> Exercise goal
Pull every line containing "Sonne" out of the material below.

[Data records]
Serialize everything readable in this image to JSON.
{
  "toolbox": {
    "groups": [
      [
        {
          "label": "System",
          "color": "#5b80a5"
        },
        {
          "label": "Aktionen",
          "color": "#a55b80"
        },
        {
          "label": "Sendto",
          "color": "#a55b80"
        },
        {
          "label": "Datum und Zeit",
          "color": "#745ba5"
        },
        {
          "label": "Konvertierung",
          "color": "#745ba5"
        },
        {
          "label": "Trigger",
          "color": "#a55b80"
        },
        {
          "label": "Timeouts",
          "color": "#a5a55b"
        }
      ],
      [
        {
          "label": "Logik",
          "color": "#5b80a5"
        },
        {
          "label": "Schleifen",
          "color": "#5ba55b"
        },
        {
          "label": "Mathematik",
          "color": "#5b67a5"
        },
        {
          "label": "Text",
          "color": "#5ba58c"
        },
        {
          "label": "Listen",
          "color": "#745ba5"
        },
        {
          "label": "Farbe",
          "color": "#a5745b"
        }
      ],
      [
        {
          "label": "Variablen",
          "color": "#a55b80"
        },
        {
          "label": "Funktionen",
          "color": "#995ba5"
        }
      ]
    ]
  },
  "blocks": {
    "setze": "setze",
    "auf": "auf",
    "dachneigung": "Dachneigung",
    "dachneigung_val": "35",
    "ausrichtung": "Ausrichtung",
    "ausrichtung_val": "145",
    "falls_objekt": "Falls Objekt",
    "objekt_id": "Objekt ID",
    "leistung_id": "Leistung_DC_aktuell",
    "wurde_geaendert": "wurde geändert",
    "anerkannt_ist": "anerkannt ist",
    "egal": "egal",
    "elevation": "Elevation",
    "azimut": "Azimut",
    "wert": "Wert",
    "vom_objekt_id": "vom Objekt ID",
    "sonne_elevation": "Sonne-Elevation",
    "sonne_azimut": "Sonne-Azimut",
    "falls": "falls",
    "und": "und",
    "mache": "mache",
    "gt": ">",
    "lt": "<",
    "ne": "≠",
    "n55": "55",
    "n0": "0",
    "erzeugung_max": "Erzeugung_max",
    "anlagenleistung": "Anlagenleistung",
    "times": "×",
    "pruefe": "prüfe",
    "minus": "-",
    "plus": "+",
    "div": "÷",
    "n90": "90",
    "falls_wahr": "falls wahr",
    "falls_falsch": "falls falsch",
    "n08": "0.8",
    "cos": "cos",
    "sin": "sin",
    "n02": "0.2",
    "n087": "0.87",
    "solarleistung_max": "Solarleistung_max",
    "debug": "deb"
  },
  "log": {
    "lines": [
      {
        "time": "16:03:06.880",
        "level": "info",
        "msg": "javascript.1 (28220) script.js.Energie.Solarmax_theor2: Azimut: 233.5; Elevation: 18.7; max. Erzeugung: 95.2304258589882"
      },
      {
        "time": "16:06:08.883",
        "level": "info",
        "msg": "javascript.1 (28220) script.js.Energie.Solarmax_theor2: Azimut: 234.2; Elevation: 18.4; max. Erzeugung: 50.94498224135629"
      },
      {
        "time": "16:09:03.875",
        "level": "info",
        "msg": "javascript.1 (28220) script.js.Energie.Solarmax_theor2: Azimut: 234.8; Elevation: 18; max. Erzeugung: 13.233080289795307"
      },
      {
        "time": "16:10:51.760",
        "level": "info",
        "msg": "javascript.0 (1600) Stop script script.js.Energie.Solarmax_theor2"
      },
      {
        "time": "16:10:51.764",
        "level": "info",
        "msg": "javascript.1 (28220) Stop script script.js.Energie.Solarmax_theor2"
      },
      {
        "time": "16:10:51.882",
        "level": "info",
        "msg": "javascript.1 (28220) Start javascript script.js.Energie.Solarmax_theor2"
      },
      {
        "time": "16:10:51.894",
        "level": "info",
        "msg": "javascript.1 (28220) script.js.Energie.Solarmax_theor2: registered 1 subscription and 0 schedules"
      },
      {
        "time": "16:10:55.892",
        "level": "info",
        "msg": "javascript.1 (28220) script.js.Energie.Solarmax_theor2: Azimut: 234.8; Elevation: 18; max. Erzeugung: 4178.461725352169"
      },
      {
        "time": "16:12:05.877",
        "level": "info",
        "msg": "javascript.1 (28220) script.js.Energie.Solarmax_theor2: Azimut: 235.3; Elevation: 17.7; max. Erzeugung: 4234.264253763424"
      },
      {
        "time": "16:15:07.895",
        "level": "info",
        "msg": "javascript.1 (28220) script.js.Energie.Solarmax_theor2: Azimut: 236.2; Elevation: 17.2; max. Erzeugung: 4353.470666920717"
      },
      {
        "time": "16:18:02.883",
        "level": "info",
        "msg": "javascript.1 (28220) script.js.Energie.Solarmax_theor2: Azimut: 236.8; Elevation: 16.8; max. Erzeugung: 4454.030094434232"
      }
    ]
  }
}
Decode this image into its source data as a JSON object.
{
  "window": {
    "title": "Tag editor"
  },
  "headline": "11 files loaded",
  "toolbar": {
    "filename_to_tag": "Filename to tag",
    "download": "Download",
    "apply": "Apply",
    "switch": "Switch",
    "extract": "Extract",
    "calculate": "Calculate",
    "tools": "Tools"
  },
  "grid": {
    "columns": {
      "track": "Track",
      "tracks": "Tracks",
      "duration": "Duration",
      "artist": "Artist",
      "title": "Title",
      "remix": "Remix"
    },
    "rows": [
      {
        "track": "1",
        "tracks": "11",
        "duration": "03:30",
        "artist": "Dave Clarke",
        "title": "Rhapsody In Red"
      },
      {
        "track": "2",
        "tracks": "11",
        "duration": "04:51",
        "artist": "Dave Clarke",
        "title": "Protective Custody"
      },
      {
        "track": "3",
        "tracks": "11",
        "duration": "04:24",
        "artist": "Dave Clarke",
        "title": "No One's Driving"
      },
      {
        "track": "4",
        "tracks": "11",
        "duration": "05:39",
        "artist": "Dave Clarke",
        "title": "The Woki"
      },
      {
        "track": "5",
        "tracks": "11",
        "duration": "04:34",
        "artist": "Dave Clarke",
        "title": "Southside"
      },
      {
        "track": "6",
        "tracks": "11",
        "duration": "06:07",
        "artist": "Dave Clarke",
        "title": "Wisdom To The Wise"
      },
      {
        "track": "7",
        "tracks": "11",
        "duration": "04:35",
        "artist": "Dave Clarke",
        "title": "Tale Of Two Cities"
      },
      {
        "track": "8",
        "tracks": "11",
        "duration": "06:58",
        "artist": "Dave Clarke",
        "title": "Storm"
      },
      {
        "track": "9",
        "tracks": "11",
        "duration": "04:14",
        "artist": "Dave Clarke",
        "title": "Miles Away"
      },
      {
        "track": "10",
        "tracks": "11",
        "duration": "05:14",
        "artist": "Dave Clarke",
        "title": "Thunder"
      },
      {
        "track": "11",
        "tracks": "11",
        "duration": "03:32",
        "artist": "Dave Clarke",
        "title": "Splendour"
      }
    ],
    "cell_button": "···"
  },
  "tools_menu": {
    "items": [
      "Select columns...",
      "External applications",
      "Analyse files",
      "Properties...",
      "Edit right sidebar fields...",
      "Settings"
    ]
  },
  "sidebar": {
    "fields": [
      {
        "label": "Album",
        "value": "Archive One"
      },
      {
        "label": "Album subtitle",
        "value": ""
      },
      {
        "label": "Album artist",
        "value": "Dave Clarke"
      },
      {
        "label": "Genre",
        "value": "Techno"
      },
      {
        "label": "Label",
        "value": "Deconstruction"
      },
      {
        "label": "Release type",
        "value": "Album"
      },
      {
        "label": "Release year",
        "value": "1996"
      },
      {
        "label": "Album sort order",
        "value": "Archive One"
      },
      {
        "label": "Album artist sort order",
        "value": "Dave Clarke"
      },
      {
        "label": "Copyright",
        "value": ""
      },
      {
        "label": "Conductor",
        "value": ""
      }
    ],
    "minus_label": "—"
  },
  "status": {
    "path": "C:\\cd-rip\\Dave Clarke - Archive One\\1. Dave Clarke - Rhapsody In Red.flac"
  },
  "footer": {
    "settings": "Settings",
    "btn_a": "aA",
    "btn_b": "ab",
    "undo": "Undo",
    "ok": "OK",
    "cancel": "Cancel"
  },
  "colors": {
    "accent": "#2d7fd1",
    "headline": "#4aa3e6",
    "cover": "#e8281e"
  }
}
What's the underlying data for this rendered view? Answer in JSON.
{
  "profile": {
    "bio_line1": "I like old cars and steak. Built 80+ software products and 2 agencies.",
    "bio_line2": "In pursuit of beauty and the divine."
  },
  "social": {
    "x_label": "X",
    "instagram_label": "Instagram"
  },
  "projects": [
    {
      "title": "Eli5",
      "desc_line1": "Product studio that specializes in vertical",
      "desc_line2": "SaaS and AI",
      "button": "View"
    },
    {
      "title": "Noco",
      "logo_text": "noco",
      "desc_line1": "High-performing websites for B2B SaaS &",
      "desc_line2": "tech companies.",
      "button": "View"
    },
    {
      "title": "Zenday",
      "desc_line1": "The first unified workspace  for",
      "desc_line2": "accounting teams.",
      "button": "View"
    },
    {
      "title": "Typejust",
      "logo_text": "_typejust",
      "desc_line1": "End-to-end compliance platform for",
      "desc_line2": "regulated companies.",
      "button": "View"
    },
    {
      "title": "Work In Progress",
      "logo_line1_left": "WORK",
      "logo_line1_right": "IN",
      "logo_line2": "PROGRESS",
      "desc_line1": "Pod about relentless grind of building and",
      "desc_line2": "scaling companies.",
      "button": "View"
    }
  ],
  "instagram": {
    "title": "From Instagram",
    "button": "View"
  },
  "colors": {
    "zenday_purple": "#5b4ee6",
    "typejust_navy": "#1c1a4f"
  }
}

> Result for this exercise
    "sonne_elevation": "Sonne-Elevation",
    "sonne_azimut": "Sonne-Azimut",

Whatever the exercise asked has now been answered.